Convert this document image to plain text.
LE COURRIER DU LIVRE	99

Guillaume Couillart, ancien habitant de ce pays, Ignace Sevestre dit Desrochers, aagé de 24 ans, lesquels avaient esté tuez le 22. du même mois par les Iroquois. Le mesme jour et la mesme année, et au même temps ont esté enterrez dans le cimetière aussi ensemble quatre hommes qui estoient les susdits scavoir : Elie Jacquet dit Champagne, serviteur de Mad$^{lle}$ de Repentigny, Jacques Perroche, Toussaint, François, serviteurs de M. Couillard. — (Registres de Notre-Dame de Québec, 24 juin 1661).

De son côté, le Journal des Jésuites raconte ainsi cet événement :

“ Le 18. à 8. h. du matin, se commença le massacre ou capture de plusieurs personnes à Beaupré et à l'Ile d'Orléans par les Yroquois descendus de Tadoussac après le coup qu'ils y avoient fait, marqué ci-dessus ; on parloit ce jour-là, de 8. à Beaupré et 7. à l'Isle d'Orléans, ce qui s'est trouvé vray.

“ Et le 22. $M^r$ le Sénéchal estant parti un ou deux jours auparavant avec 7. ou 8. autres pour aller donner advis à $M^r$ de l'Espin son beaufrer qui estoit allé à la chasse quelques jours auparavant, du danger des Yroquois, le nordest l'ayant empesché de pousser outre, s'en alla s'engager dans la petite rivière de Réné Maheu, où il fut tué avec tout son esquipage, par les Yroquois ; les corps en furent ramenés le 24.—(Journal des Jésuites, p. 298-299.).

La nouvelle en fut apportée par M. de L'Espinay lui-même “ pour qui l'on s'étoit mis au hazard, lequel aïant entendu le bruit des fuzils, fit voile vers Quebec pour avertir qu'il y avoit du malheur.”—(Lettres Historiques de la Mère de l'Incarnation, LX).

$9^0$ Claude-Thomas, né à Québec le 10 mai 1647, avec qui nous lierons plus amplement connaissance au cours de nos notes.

# AIM OF THE EXERCISE:
Extract all of the data exactly as written.

# ANSWER BELOW:
Convert this document image to plain text.
LE COURRIER DU LIVRE	99

Guillaume Couillart, ancien habitant de ce pays, Ignace Sevestre dit Desrochers, aagé de 24 ans, lesquels avaient esté tuez le 22. du même mois par les Iroquois. Le mesme jour et la mesme année, et au même temps ont esté enterrez dans le cimetière aussi ensemble quatre hommes qui estoient les susdits scavoir : Elie Jacquet dit Champagne, serviteur de Mad$^{lle}$ de Repentigny, Jacques Perroche, Toussaint, François, serviteurs de M. Couillard. — (Registres de Notre-Dame de Québec, 24 juin 1661).

De son côté, le Journal des Jésuites raconte ainsi cet événement :

“ Le 18. à 8. h. du matin, se commença le massacre ou capture de plusieurs personnes à Beaupré et à l'Ile d'Orléans par les Yroquois descendus de Tadoussac après le coup qu'ils y avoient fait, marqué ci-dessus ; on parloit ce jour-là, de 8. à Beaupré et 7. à l'Isle d'Orléans, ce qui s'est trouvé vray.

“ Et le 22. $M^r$ le Sénéchal estant parti un ou deux jours auparavant avec 7. ou 8. autres pour aller donner advis à $M^r$ de l'Espin son beaufrer qui estoit allé à la chasse quelques jours auparavant, du danger des Yroquois, le nordest l'ayant empesché de pousser outre, s'en alla s'engager dans la petite rivière de Réné Maheu, où il fut tué avec tout son esquipage, par les Yroquois ; les corps en furent ramenés le 24.—(Journal des Jésuites, p. 298-299.).

La nouvelle en fut apportée par M. de L'Espinay lui-même “ pour qui l'on s'étoit mis au hazard, lequel aïant entendu le bruit des fuzils, fit voile vers Quebec pour avertir qu'il y avoit du malheur.”—(Lettres Historiques de la Mère de l'Incarnation, LX).

$9^0$ Claude-Thomas, né à Québec le 10 mai 1647, avec qui nous lierons plus amplement connaissance au cours de nos notes.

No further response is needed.